BEGIN Selected extract

Wednesday, May 31, 2006


Entrance to the rabbit hole... Posted by Picasa

The Blue Door

I spent most of yesterday painting the stairwell to our basement. It's what I call Breathing Water blue...to match the framed dust jacket P made for me (that I finally hung on the stairwell wall after the paint dried). It's shocking. The color. Kind of theatrical. I also faux finished the door to look like it has panels. It almost feels like you're falling down Alice's rabbit hole when you go down the stairs now.

Packing for my trip...bringing lots and lots of books. I always think that I'll read during my flights and almost always wind up so anxious that I can't get through more than a paragraph or two. But better safe than sorry. This trip I (won't) read This Book Will Save Your Life (A.M. Homes) and Preservation Hall (Scott Spencer).

I need to start writing again. I feel useless. I always think I'm going to enjoy my down time and inevitably end up feeling scrappy and disjointed. I think teaching the Intro to the Novel class at The Writer's Center will be a nice jump start to get me back to work again.

Monday, May 29, 2006

West Nile

I started reading Holy Skirts this morning while the girls splashed around in the mosquito infested baby pool...but, alas, it was just too hot to concentrate. It's 85 degrees inside and 90 out. So we came inside and Chelsea came over to cut my hair. She's amazing. It has been two years since my hair has been touched by a pair of scissors. It looks so much better. I look less like a crazy lady (the kind that sits on her porch in her slip with a bottle of Jim Beam and a shotgun threatening all the neighborhood kids) and more like a regular person.

P comes back from San Diego tonight. I'm ready. The girls have exhausted me. (One particularly bad moment in the bead aisle of Michael's yesterday almost put me over the edge.) I miss him too.

I am gearing up for my own vacation on Friday. I can't wait to dig my hole in the sand. A nice deep hole.

Sunday, May 28, 2006

Slug

I am surviving the weekend without P. I actually thought I'd get some things done while he was gone, but instead I've been useless. It's hot, and I'm sluggish. I was going to paint the stairwell last night, and instead I got sucked into four hours of "Laguna Beach." God. How pathetic. Today my to-do list is novel length, though if the weather predictions (88 degrees!) come true, I will more than likely find myself crashed out on the hammock or sprawled uselessly under one of the ceiling fans.

I've got the Princess and the Pea party to plan. Invites this year will come with bracelets with "pea" beads. I also need to buy the paint for the stairwell. Chelsea, our neighbor, is going to cut my hair tomorrow. I also need to pick up a few things for my trip next week. All the while I've got to keep the girls from killing each other. They're going through a fighting phase (please let it be a phase).

END Selected extract

**Aim A:**
Answer these questions about the blog entries:
(i) What name does the writer give to the blue paint used in the stairwell?
(ii) How long had it been since the writer's hair was last cut before Chelsea cut it?
(iii) How many hours of "Laguna Beach" did the writer watch instead of painting?
The blog entries and the rows are separate, unrelated material.

BEGIN Data shown

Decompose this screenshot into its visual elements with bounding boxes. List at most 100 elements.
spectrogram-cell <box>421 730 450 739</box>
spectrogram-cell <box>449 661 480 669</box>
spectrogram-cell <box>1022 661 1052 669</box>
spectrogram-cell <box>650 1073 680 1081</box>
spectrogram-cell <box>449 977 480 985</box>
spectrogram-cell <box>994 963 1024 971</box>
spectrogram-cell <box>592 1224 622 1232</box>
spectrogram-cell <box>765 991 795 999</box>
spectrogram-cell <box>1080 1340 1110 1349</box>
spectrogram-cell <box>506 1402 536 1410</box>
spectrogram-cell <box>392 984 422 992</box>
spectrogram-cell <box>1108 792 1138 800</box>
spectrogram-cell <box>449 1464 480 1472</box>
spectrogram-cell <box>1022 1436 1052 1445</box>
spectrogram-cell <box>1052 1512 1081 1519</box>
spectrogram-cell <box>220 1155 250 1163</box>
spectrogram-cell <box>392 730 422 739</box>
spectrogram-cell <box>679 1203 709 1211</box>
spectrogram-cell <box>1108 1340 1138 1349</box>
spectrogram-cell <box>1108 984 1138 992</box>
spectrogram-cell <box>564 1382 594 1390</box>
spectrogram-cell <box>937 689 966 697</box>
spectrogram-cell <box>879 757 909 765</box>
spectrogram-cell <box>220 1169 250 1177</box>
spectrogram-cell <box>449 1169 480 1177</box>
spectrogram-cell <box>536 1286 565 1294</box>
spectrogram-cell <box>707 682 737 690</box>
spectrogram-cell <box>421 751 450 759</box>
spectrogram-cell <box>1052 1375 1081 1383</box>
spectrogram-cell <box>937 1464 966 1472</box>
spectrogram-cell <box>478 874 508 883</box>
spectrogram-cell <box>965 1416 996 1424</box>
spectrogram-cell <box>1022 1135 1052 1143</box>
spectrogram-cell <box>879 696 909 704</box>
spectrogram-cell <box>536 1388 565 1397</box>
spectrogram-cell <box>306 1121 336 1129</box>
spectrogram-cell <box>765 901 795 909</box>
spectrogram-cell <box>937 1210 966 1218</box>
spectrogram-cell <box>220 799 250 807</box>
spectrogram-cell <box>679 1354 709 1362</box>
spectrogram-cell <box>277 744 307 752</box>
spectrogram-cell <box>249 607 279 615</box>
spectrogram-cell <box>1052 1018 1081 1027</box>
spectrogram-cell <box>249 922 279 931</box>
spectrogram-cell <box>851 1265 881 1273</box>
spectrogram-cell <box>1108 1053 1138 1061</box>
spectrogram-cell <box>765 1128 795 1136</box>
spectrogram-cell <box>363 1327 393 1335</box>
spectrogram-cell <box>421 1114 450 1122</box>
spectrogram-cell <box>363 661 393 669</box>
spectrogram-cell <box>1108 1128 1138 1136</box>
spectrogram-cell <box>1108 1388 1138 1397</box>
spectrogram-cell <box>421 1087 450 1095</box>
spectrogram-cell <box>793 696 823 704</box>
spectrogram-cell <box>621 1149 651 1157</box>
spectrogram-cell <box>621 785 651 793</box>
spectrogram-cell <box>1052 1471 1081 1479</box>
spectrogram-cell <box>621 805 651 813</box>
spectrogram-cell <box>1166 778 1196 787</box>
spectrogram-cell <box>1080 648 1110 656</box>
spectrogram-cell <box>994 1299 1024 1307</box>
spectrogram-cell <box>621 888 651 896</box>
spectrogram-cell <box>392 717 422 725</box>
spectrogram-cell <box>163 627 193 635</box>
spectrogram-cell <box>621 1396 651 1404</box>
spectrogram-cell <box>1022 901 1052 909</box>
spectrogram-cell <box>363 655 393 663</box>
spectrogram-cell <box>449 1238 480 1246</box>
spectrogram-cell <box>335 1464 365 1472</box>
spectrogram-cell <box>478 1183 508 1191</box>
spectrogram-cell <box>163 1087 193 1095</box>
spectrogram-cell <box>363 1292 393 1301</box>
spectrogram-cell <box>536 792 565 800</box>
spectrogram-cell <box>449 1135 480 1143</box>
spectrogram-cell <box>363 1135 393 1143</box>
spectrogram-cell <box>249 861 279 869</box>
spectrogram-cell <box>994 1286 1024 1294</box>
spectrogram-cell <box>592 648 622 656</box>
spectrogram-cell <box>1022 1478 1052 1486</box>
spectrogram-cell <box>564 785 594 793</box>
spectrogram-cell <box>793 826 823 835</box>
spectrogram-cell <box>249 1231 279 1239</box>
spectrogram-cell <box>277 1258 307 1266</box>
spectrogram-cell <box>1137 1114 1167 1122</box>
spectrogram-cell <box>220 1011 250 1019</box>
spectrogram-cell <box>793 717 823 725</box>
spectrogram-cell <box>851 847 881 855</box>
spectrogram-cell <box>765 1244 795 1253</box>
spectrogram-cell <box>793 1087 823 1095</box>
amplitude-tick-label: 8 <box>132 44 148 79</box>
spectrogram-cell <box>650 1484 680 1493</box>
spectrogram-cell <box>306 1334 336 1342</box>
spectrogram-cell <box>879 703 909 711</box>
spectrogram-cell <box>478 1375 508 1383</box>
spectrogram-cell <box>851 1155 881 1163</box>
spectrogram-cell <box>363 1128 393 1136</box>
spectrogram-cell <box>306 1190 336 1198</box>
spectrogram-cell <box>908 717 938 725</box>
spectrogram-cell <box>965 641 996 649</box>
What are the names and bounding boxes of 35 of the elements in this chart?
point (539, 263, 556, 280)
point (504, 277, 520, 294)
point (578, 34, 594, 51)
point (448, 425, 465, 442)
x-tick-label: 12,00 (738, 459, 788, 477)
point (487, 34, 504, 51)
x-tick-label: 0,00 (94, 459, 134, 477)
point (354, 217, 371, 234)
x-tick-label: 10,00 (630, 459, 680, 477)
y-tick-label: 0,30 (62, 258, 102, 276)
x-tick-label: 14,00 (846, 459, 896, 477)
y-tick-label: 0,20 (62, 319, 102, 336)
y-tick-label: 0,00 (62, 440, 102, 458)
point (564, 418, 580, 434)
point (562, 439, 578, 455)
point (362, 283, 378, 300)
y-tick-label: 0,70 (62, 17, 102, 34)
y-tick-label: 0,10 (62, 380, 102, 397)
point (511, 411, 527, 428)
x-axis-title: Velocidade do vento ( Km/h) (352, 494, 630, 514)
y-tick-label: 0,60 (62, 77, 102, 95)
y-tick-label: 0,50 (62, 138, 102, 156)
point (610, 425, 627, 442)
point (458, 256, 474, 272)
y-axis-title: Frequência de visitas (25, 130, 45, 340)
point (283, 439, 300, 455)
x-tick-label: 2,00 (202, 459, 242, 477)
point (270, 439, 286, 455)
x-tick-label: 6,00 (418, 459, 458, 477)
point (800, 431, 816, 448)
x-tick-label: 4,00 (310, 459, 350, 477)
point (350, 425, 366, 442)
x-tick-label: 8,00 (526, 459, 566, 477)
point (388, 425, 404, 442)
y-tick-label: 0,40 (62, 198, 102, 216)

END Data shown

**Aim B:** Express the rows as a numbered list, leaving out blank lines. Begin at the first line of the rows and stop after the line that contains "spectrogram-cell <box>392 984 422 992</box>".

**Exercise output A:**
(i) Breathing Water blue
(ii) Two years
(iii) Four hours

**Exercise output B:**
1. Decompose this screenshot into its visual elements with bounding boxes. List at most 100 elements.
2. spectrogram-cell <box>421 730 450 739</box>
3. spectrogram-cell <box>449 661 480 669</box>
4. spectrogram-cell <box>1022 661 1052 669</box>
5. spectrogram-cell <box>650 1073 680 1081</box>
6. spectrogram-cell <box>449 977 480 985</box>
7. spectrogram-cell <box>994 963 1024 971</box>
8. spectrogram-cell <box>592 1224 622 1232</box>
9. spectrogram-cell <box>765 991 795 999</box>
10. spectrogram-cell <box>1080 1340 1110 1349</box>
11. spectrogram-cell <box>506 1402 536 1410</box>
12. spectrogram-cell <box>392 984 422 992</box>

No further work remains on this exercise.